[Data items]

════════

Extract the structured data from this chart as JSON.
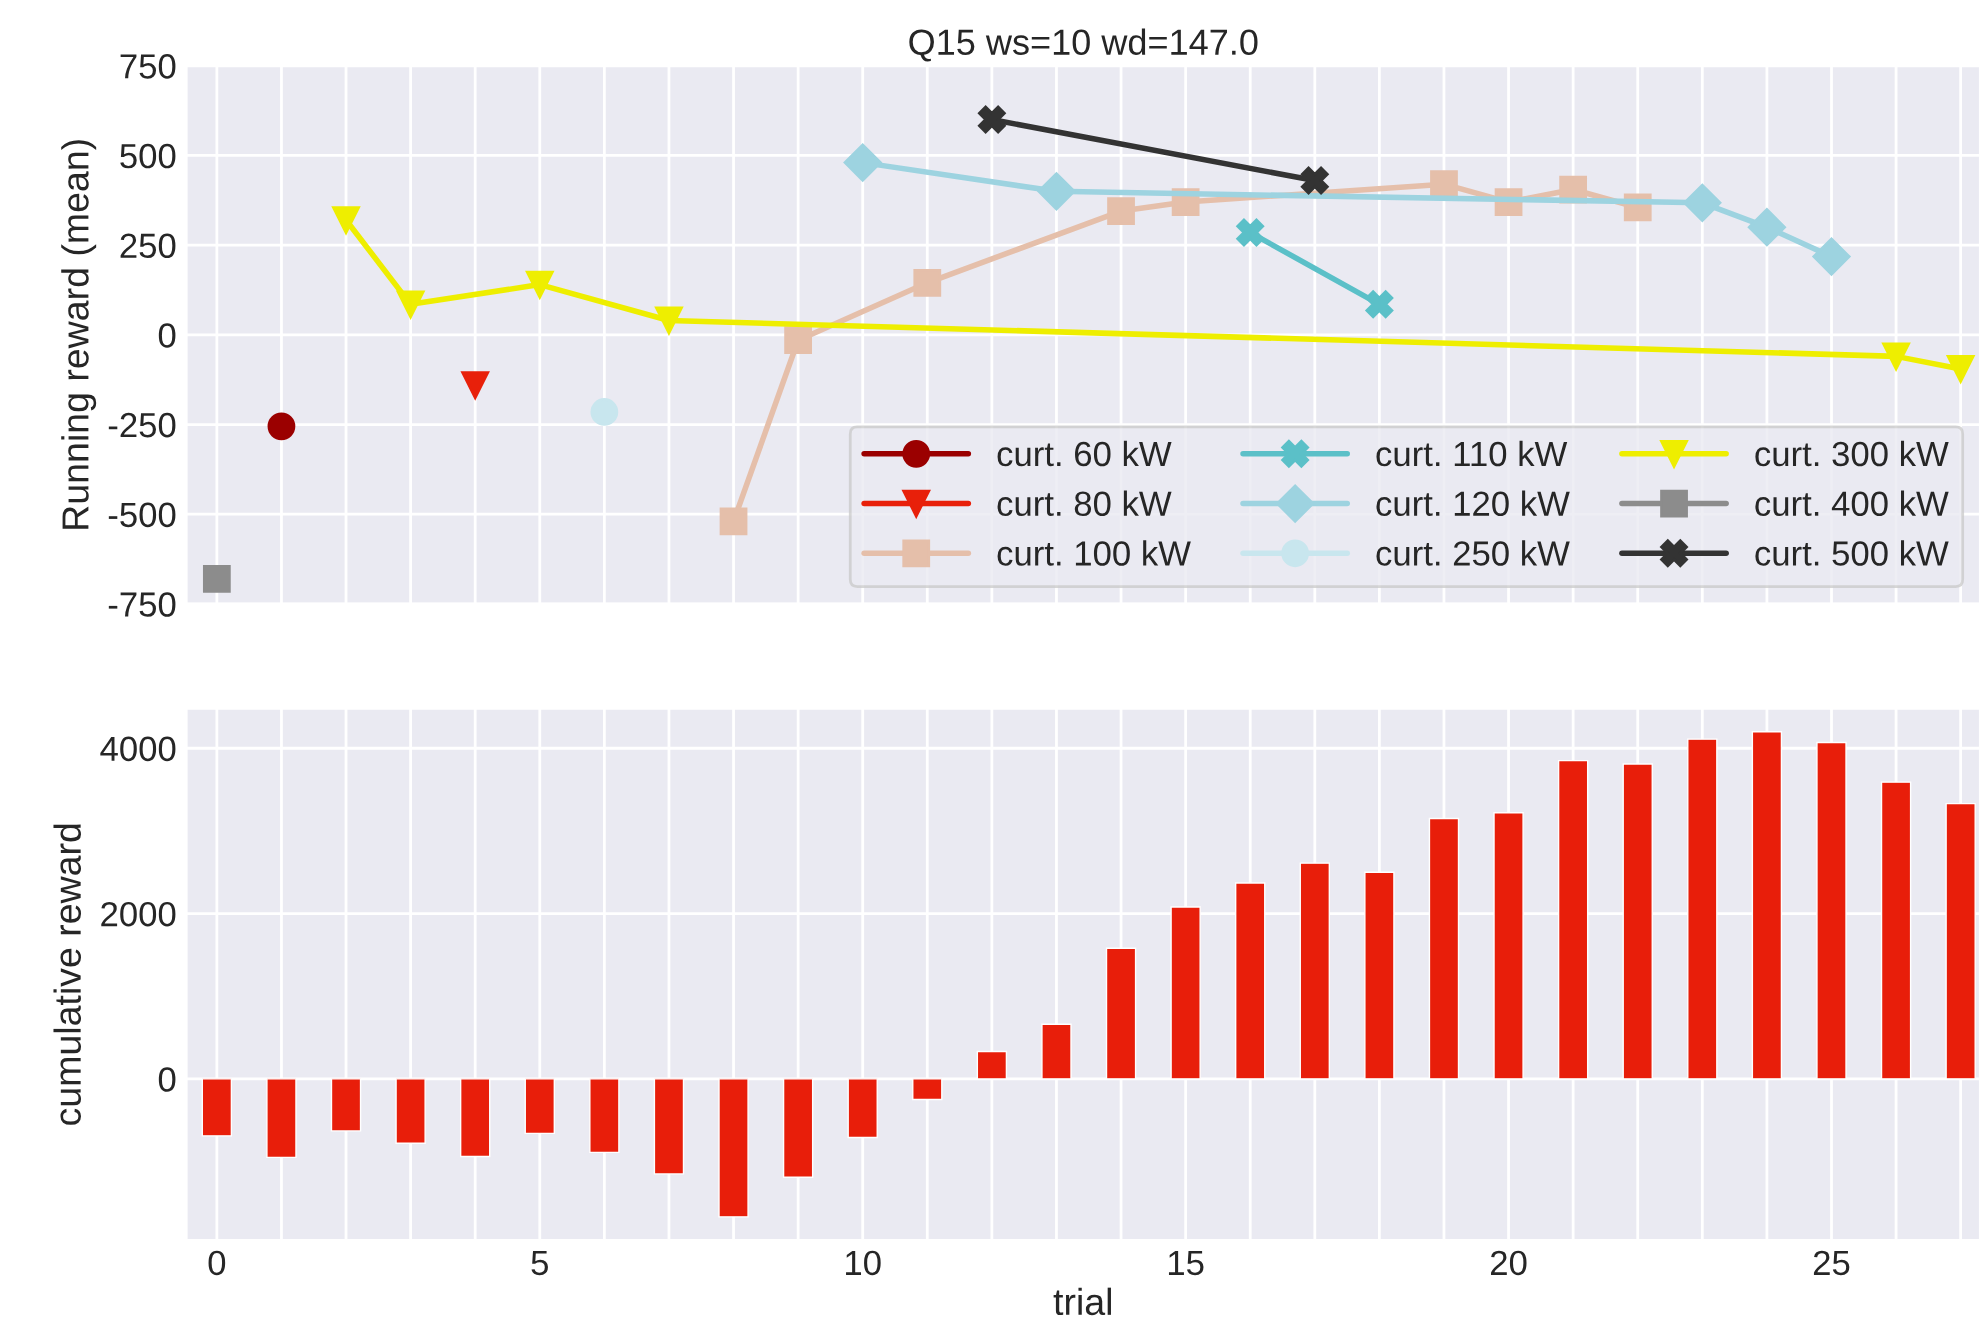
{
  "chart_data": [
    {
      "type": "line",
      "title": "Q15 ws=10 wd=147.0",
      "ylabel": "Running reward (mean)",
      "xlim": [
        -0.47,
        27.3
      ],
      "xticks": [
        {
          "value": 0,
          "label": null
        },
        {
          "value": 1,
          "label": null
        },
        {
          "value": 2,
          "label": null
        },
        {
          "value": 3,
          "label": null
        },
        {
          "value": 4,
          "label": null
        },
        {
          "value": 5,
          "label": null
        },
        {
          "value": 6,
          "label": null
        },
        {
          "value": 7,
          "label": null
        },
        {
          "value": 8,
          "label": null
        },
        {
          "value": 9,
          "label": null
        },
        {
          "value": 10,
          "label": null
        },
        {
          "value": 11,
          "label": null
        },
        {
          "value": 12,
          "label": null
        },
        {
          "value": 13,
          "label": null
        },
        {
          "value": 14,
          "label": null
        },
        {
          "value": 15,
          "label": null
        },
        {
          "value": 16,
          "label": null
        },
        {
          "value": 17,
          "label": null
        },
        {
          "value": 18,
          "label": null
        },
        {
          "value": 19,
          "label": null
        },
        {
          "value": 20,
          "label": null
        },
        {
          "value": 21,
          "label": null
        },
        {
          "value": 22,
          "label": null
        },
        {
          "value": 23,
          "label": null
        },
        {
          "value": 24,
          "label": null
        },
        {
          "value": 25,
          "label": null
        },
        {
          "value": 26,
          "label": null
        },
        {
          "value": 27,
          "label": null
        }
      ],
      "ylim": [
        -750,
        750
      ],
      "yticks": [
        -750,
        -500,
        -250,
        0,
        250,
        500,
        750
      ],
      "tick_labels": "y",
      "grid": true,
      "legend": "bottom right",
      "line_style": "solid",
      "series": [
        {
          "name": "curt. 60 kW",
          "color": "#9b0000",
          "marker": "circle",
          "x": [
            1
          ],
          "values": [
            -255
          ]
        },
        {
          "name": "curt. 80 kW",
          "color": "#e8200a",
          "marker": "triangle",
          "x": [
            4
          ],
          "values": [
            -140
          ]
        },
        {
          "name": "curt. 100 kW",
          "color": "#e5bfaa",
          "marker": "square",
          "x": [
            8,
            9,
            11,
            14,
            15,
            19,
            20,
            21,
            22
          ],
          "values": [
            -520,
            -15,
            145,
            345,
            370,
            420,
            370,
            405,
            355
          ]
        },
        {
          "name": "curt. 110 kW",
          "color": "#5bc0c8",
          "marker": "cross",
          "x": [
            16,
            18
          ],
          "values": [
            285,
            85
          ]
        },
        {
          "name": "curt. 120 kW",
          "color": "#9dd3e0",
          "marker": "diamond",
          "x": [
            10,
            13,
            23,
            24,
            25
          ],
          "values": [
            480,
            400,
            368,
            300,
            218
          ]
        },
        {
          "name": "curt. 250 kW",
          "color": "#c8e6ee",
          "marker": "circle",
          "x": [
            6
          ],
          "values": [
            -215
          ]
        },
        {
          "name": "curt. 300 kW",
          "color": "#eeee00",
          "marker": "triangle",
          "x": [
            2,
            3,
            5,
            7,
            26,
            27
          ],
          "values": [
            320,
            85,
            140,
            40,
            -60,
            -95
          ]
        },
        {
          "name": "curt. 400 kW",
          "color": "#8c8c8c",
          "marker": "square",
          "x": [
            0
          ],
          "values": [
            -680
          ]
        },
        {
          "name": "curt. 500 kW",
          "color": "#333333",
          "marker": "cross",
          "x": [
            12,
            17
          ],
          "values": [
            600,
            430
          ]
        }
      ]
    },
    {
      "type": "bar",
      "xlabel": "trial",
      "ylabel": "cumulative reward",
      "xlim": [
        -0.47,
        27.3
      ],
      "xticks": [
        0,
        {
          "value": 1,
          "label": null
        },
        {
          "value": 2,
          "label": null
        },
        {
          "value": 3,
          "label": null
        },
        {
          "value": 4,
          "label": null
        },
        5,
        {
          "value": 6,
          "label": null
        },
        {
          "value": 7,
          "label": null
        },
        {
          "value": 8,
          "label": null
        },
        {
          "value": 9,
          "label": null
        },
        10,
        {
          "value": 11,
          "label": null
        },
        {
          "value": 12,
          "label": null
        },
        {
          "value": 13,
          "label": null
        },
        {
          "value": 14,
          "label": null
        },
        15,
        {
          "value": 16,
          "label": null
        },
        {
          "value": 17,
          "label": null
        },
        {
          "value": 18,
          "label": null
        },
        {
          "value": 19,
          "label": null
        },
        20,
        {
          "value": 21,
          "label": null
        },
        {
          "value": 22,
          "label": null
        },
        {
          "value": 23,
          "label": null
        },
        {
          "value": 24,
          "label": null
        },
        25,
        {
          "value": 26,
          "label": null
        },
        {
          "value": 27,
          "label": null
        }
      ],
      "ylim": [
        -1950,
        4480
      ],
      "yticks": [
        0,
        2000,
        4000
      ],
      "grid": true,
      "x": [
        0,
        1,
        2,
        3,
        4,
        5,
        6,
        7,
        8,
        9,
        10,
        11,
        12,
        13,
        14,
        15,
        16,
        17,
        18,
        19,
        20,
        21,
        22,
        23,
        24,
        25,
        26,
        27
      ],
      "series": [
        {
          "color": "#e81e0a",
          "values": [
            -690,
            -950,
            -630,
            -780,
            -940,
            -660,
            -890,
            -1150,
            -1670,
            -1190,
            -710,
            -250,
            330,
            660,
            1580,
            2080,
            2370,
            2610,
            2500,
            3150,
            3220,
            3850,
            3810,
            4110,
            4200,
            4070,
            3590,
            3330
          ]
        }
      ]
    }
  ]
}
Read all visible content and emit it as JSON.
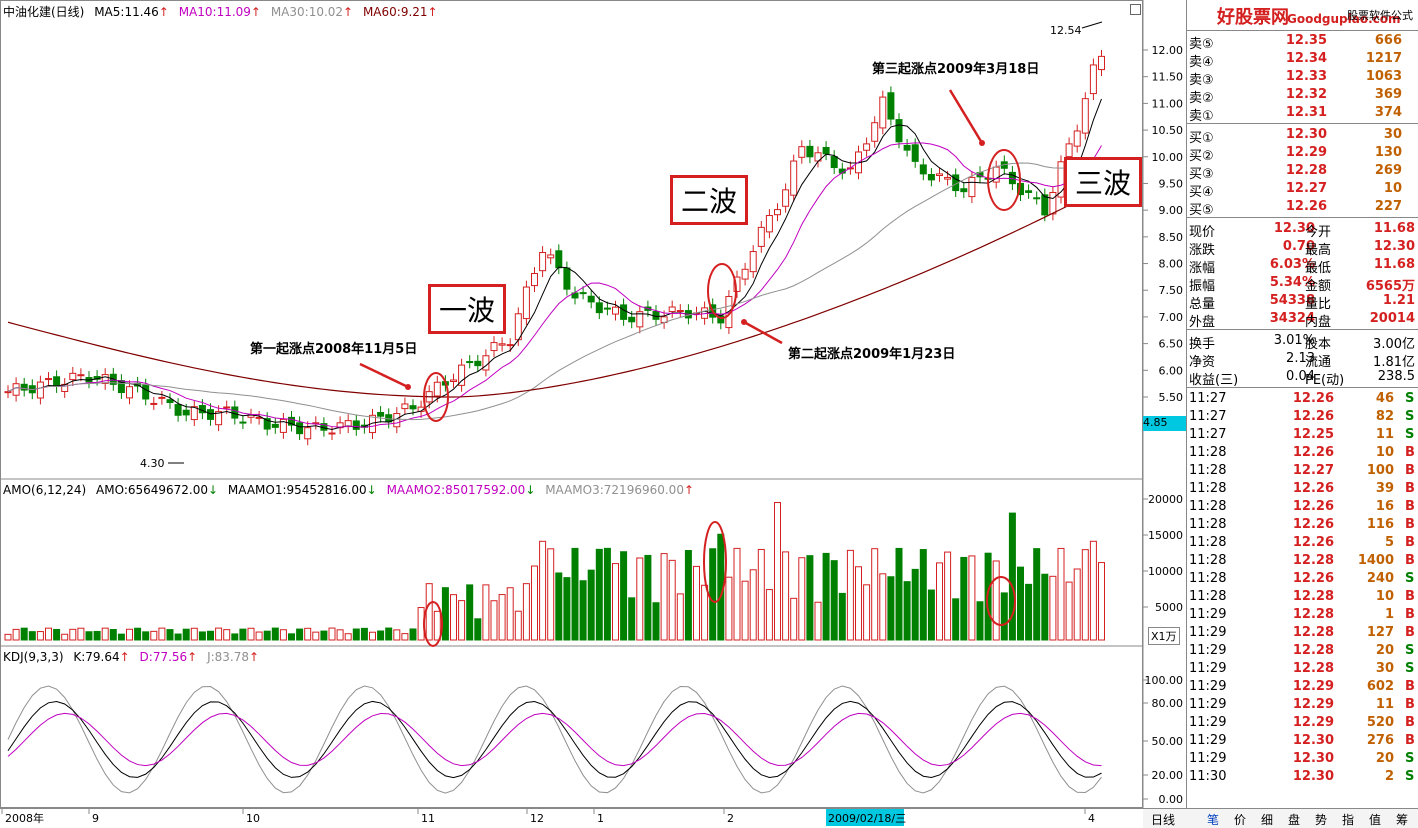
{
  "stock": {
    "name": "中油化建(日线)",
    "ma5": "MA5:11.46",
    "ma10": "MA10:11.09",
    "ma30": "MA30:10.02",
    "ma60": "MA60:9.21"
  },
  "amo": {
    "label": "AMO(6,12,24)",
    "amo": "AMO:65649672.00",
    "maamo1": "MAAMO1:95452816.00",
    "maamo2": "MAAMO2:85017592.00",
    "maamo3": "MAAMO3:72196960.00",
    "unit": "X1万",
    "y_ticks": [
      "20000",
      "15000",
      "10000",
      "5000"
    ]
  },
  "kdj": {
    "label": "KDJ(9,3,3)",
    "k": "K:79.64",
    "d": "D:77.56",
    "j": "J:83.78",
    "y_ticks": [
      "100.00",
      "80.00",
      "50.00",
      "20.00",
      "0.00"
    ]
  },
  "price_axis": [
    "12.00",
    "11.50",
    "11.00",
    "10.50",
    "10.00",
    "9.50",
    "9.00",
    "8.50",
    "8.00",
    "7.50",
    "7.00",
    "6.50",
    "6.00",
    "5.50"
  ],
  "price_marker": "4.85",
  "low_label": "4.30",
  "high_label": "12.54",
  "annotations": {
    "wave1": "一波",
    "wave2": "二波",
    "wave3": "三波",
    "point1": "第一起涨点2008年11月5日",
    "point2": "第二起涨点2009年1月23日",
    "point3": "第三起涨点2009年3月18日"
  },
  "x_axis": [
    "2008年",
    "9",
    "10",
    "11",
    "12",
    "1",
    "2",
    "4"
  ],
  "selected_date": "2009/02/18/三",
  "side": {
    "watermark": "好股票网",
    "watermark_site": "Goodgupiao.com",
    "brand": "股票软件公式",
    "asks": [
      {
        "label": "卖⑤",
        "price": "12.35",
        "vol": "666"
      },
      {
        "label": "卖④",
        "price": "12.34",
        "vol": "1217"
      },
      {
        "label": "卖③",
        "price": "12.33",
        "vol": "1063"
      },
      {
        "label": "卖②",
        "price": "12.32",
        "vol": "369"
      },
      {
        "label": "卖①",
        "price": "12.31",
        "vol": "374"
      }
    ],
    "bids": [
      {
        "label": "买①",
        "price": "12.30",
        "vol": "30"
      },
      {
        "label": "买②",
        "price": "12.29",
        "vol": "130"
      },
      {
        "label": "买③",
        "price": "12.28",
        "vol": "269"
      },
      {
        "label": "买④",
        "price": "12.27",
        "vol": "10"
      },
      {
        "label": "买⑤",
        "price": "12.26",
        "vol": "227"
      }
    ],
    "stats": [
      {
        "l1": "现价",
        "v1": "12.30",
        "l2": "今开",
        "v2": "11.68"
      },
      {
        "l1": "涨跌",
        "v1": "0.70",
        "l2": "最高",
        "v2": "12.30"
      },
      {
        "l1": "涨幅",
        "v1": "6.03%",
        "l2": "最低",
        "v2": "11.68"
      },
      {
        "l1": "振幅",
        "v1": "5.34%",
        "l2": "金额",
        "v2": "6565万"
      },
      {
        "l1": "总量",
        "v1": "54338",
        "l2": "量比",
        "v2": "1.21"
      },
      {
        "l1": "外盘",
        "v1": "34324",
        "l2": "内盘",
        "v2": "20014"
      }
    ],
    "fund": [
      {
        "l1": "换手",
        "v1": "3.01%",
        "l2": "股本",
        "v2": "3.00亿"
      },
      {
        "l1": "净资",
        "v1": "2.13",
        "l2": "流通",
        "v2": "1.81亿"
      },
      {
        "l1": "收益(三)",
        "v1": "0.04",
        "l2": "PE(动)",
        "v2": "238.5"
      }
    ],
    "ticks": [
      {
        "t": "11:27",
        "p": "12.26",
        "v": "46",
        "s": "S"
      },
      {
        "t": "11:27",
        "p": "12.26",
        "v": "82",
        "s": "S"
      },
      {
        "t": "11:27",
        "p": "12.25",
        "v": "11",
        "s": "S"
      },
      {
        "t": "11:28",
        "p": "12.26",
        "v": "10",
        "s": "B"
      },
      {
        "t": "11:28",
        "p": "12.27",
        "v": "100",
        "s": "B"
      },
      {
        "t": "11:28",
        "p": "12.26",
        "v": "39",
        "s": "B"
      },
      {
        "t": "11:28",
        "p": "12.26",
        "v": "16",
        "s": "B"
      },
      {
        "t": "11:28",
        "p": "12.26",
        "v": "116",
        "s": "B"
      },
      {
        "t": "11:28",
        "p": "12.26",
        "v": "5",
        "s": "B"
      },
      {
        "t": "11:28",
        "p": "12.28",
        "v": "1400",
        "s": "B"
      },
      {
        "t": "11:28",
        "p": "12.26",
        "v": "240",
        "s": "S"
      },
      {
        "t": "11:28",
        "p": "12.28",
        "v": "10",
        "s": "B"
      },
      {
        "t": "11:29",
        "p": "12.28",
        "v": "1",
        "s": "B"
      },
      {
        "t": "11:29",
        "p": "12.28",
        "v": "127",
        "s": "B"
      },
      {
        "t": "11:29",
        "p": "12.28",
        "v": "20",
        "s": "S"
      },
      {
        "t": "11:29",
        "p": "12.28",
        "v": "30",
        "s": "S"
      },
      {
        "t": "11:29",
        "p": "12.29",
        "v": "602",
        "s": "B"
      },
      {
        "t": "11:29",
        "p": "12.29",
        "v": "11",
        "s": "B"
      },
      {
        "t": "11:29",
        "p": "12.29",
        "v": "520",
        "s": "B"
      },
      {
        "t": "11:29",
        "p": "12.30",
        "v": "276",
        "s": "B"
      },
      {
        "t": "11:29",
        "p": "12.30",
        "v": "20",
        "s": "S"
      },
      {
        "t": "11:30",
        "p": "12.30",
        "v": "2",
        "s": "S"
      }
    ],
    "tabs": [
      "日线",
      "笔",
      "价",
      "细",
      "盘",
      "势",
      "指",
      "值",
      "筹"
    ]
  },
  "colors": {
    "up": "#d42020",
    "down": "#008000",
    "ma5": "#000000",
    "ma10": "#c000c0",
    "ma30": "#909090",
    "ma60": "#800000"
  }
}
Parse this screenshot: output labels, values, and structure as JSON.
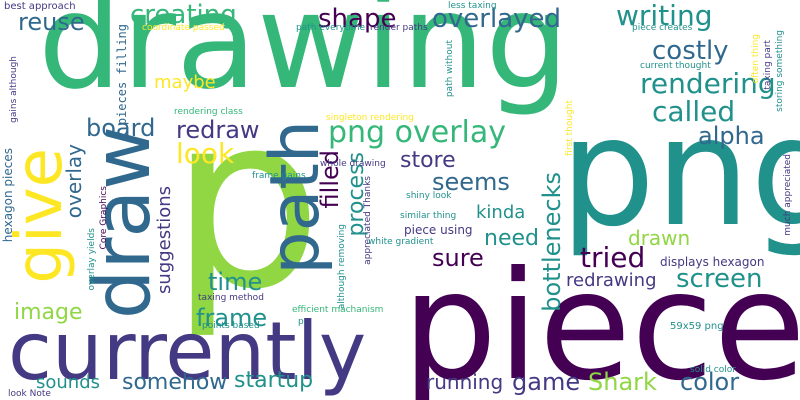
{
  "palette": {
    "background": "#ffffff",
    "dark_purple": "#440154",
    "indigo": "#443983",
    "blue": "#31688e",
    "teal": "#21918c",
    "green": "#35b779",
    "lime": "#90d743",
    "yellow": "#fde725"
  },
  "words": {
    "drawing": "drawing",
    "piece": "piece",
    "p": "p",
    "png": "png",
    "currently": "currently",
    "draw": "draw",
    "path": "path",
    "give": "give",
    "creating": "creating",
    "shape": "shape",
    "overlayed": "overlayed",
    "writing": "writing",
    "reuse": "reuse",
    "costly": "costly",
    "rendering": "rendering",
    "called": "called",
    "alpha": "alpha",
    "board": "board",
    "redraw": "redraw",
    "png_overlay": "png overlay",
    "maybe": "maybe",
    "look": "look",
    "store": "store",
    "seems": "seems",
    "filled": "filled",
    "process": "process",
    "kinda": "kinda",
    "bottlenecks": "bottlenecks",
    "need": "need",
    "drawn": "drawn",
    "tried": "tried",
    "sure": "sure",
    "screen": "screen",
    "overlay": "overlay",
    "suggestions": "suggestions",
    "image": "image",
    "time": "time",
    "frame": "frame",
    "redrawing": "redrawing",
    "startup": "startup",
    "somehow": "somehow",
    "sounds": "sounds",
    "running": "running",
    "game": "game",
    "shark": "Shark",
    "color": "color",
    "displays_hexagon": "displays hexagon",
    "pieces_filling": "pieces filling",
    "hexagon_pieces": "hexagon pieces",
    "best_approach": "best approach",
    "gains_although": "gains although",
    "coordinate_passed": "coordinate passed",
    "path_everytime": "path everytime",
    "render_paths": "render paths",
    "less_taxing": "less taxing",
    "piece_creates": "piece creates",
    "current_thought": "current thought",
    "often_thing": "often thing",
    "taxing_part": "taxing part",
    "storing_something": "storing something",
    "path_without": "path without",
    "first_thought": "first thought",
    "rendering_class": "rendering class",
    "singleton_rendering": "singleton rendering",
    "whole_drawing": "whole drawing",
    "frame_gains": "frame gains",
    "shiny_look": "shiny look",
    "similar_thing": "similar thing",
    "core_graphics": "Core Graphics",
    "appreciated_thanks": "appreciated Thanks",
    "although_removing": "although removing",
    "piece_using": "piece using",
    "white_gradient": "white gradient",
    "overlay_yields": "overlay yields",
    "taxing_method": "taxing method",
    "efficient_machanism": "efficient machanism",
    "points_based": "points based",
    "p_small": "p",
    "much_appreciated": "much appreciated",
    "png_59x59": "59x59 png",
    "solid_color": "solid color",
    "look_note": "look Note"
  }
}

════════

**What the task asks**
Copy down every line of the entries containing the word "curt".

**Response**
          "name": "curt. 60 kW",
          "name": "curt. 80 kW",
          "name": "curt. 100 kW",
          "name": "curt. 110 kW",
          "name": "curt. 120 kW",
          "name": "curt. 250 kW",
          "name": "curt. 300 kW",
          "name": "curt. 400 kW",
          "name": "curt. 500 kW",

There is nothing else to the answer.